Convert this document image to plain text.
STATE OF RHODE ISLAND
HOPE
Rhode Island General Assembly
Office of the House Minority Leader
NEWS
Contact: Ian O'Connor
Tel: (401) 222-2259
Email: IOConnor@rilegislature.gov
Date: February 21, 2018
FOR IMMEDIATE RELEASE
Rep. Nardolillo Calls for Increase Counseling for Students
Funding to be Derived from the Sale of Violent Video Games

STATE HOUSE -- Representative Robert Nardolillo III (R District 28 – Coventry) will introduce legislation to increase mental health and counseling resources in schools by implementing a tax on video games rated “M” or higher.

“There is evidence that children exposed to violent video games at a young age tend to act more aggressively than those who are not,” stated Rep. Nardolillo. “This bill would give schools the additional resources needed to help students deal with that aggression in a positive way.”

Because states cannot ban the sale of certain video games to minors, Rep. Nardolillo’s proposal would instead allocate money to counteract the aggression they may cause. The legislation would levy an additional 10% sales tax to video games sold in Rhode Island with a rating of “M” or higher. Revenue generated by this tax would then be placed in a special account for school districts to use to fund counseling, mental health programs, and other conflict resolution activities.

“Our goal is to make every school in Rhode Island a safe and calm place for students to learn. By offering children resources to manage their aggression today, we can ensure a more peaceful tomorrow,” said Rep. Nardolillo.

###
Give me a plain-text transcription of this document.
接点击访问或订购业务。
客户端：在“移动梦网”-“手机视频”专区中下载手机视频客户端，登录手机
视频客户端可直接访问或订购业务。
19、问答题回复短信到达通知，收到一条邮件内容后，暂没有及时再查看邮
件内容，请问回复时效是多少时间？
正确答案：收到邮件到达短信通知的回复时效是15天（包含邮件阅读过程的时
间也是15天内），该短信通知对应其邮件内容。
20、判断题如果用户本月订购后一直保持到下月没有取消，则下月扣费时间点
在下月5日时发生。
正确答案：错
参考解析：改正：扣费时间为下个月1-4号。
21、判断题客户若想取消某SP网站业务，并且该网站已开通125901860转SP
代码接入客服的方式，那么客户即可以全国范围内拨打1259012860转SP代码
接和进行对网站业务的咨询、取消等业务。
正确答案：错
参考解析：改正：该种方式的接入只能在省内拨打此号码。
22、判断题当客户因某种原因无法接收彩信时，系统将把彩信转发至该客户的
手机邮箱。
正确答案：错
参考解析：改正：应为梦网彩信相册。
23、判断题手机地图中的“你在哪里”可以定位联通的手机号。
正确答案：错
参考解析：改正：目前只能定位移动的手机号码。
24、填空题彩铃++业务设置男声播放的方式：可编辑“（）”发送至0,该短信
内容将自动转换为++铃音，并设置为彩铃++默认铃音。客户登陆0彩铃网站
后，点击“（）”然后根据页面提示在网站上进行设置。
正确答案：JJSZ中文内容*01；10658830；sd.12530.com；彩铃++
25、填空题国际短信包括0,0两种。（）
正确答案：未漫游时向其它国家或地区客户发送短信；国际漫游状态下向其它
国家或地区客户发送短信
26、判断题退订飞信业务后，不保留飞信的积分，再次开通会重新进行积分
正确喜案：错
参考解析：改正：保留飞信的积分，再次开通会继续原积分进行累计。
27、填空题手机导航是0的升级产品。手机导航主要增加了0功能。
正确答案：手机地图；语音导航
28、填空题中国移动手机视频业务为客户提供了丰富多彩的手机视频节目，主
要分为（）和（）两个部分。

::::

• _GOAL_: Which lines contain "health"? Show each of them.

• _CORRECT RESPONSE_:
STATE HOUSE -- Representative Robert Nardolillo III (R District 28 – Coventry) will introduce legislation to increase mental health and counseling resources in schools by implementing a tax on video games rated “M” or higher.
Because states cannot ban the sale of certain video games to minors, Rep. Nardolillo’s proposal would instead allocate money to counteract the aggression they may cause. The legislation would levy an additional 10% sales tax to video games sold in Rhode Island with a rating of “M” or higher. Revenue generated by this tax would then be placed in a special account for school districts to use to fund counseling, mental health programs, and other conflict resolution activities.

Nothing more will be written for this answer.